→ SHORT EXERCISE: Find and copy each line of the records where the string "Испытание" shows up.

— start PROVIDED MATERIAL —

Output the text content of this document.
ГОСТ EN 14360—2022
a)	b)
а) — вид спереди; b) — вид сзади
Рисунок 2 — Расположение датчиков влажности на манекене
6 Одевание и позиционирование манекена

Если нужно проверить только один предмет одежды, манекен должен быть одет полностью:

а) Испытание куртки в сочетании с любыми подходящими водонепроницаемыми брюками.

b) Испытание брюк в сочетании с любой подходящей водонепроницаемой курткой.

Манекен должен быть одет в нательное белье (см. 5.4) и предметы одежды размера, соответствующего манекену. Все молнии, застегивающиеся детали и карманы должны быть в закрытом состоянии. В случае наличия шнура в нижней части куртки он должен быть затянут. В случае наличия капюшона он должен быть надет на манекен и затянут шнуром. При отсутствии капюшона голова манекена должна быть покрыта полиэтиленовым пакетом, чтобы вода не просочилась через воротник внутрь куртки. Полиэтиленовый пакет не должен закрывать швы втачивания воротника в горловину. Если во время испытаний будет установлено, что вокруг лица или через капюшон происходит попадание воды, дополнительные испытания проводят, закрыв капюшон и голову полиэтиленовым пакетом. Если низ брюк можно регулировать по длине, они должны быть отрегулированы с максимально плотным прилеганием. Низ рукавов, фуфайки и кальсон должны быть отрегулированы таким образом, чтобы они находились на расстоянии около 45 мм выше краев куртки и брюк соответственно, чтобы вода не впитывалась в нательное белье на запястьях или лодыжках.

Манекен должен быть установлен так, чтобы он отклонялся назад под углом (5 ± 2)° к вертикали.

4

— end PROVIDED MATERIAL —

→ RESPONSE TO THE TASK:
а) Испытание куртки в сочетании с любыми подходящими водонепроницаемыми брюками.
b) Испытание брюк в сочетании с любой подходящей водонепроницаемой курткой.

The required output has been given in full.